Aim: From the entries below, copy out every line with "Minnesota" in it.

[Records that describe figures]
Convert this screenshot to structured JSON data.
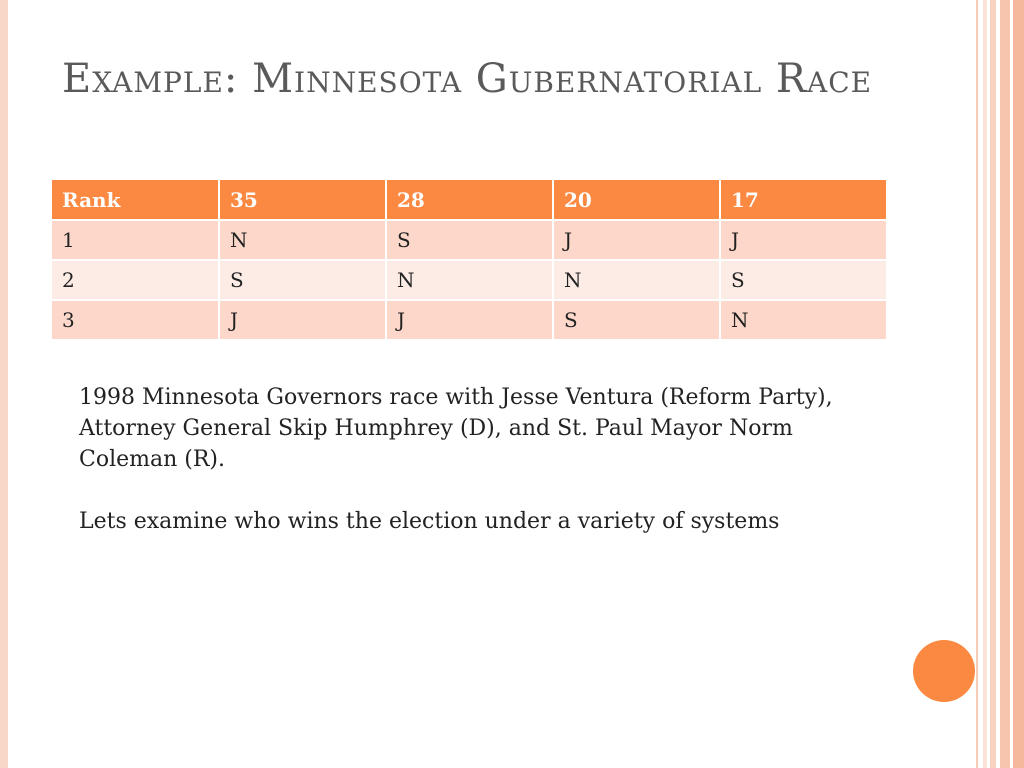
{
  "slide": {
    "title": "Example: Minnesota Gubernatorial Race",
    "table": {
      "headers": [
        "Rank",
        "35",
        "28",
        "20",
        "17"
      ],
      "rows": [
        [
          "1",
          "N",
          "S",
          "J",
          "J"
        ],
        [
          "2",
          "S",
          "N",
          "N",
          "S"
        ],
        [
          "3",
          "J",
          "J",
          "S",
          "N"
        ]
      ]
    },
    "paragraphs": [
      "1998 Minnesota Governors race with Jesse Ventura (Reform Party), Attorney General Skip Humphrey (D), and St. Paul Mayor Norm Coleman (R).",
      "Lets examine who wins the election under a variety of systems"
    ]
  },
  "colors": {
    "accent": "#fb8942",
    "row_dark": "#fcd7ca",
    "row_light": "#fdebe5",
    "title_text": "#5a5a5a"
  }
}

Expected answer:
    "title": "Example: Minnesota Gubernatorial Race",
      "1998 Minnesota Governors race with Jesse Ventura (Reform Party), Attorney General Skip Humphrey (D), and St. Paul Mayor Norm Coleman (R).",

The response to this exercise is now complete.